Aim of the exercise: Retype everything in the listing, leaving each line exactly as it is.

Data in this exercise:
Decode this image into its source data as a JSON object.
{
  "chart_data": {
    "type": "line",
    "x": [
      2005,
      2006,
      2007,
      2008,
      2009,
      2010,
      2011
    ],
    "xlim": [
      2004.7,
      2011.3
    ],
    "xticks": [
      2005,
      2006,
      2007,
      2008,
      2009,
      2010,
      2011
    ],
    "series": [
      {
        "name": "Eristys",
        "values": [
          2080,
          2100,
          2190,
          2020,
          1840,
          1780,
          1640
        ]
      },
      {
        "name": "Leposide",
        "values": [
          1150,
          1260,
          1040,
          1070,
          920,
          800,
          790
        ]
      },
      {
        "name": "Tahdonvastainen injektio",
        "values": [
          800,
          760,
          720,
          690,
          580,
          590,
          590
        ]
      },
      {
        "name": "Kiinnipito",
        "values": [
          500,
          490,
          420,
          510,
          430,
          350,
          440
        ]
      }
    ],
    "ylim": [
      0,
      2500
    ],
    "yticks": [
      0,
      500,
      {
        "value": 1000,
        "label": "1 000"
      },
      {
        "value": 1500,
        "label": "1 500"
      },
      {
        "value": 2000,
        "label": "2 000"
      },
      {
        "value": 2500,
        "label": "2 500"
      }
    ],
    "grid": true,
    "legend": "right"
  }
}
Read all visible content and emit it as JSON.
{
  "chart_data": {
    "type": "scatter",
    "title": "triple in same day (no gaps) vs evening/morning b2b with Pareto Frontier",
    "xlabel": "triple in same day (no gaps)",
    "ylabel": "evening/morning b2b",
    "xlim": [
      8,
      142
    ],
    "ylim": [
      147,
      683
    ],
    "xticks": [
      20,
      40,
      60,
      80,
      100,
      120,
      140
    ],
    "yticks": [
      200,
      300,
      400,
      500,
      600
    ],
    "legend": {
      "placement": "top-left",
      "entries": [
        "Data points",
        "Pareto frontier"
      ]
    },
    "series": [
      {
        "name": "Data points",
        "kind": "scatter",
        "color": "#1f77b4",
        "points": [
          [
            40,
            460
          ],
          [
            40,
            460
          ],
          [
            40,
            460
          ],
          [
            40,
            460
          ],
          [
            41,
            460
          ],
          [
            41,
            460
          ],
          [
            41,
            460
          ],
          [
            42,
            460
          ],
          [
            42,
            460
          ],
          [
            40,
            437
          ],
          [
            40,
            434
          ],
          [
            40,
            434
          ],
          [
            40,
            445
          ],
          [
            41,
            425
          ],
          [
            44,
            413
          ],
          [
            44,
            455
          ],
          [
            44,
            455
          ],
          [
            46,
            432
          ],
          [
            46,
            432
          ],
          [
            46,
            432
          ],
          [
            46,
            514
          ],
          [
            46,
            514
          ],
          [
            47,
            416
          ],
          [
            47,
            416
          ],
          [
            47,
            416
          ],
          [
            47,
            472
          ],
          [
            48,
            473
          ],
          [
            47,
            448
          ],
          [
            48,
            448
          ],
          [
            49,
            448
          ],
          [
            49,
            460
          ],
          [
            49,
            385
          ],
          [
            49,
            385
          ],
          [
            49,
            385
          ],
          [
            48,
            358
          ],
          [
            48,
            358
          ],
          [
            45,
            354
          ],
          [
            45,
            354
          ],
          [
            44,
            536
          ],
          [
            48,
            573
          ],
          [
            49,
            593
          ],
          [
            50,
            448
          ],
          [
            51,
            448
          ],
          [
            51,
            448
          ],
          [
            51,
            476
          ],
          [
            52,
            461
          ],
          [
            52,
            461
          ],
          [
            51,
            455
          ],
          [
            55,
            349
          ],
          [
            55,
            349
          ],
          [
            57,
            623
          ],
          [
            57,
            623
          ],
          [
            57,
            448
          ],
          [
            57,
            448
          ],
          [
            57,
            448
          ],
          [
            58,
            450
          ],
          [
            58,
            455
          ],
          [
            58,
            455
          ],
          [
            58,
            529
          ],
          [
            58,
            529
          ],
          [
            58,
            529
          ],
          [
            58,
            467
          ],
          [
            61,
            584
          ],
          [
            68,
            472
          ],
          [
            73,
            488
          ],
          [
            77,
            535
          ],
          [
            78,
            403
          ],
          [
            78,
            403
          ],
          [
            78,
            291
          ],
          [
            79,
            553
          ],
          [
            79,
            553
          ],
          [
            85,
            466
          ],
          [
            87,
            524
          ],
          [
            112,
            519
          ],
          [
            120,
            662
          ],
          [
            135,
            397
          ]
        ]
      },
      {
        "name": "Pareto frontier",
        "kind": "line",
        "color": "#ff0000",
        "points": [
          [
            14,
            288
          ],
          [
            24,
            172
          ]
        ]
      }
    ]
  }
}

Finished exercise:
Decode this image into its source data as a JSON object.
{
  "chart_data": {
    "type": "line",
    "x": [
      2005,
      2006,
      2007,
      2008,
      2009,
      2010,
      2011
    ],
    "xlim": [
      2004.7,
      2011.3
    ],
    "xticks": [
      2005,
      2006,
      2007,
      2008,
      2009,
      2010,
      2011
    ],
    "series": [
      {
        "name": "Eristys",
        "values": [
          2080,
          2100,
          2190,
          2020,
          1840,
          1780,
          1640
        ]
      },
      {
        "name": "Leposide",
        "values": [
          1150,
          1260,
          1040,
          1070,
          920,
          800,
          790
        ]
      },
      {
        "name": "Tahdonvastainen injektio",
        "values": [
          800,
          760,
          720,
          690,
          580,
          590,
          590
        ]
      },
      {
        "name": "Kiinnipito",
        "values": [
          500,
          490,
          420,
          510,
          430,
          350,
          440
        ]
      }
    ],
    "ylim": [
      0,
      2500
    ],
    "yticks": [
      0,
      500,
      {
        "value": 1000,
        "label": "1 000"
      },
      {
        "value": 1500,
        "label": "1 500"
      },
      {
        "value": 2000,
        "label": "2 000"
      },
      {
        "value": 2500,
        "label": "2 500"
      }
    ],
    "grid": true,
    "legend": "right"
  }
}
Read all visible content and emit it as JSON.
{
  "chart_data": {
    "type": "scatter",
    "title": "triple in same day (no gaps) vs evening/morning b2b with Pareto Frontier",
    "xlabel": "triple in same day (no gaps)",
    "ylabel": "evening/morning b2b",
    "xlim": [
      8,
      142
    ],
    "ylim": [
      147,
      683
    ],
    "xticks": [
      20,
      40,
      60,
      80,
      100,
      120,
      140
    ],
    "yticks": [
      200,
      300,
      400,
      500,
      600
    ],
    "legend": {
      "placement": "top-left",
      "entries": [
        "Data points",
        "Pareto frontier"
      ]
    },
    "series": [
      {
        "name": "Data points",
        "kind": "scatter",
        "color": "#1f77b4",
        "points": [
          [
            40,
            460
          ],
          [
            40,
            460
          ],
          [
            40,
            460
          ],
          [
            40,
            460
          ],
          [
            41,
            460
          ],
          [
            41,
            460
          ],
          [
            41,
            460
          ],
          [
            42,
            460
          ],
          [
            42,
            460
          ],
          [
            40,
            437
          ],
          [
            40,
            434
          ],
          [
            40,
            434
          ],
          [
            40,
            445
          ],
          [
            41,
            425
          ],
          [
            44,
            413
          ],
          [
            44,
            455
          ],
          [
            44,
            455
          ],
          [
            46,
            432
          ],
          [
            46,
            432
          ],
          [
            46,
            432
          ],
          [
            46,
            514
          ],
          [
            46,
            514
          ],
          [
            47,
            416
          ],
          [
            47,
            416
          ],
          [
            47,
            416
          ],
          [
            47,
            472
          ],
          [
            48,
            473
          ],
          [
            47,
            448
          ],
          [
            48,
            448
          ],
          [
            49,
            448
          ],
          [
            49,
            460
          ],
          [
            49,
            385
          ],
          [
            49,
            385
          ],
          [
            49,
            385
          ],
          [
            48,
            358
          ],
          [
            48,
            358
          ],
          [
            45,
            354
          ],
          [
            45,
            354
          ],
          [
            44,
            536
          ],
          [
            48,
            573
          ],
          [
            49,
            593
          ],
          [
            50,
            448
          ],
          [
            51,
            448
          ],
          [
            51,
            448
          ],
          [
            51,
            476
          ],
          [
            52,
            461
          ],
          [
            52,
            461
          ],
          [
            51,
            455
          ],
          [
            55,
            349
          ],
          [
            55,
            349
          ],
          [
            57,
            623
          ],
          [
            57,
            623
          ],
          [
            57,
            448
          ],
          [
            57,
            448
          ],
          [
            57,
            448
          ],
          [
            58,
            450
          ],
          [
            58,
            455
          ],
          [
            58,
            455
          ],
          [
            58,
            529
          ],
          [
            58,
            529
          ],
          [
            58,
            529
          ],
          [
            58,
            467
          ],
          [
            61,
            584
          ],
          [
            68,
            472
          ],
          [
            73,
            488
          ],
          [
            77,
            535
          ],
          [
            78,
            403
          ],
          [
            78,
            403
          ],
          [
            78,
            291
          ],
          [
            79,
            553
          ],
          [
            79,
            553
          ],
          [
            85,
            466
          ],
          [
            87,
            524
          ],
          [
            112,
            519
          ],
          [
            120,
            662
          ],
          [
            135,
            397
          ]
        ]
      },
      {
        "name": "Pareto frontier",
        "kind": "line",
        "color": "#ff0000",
        "points": [
          [
            14,
            288
          ],
          [
            24,
            172
          ]
        ]
      }
    ]
  }
}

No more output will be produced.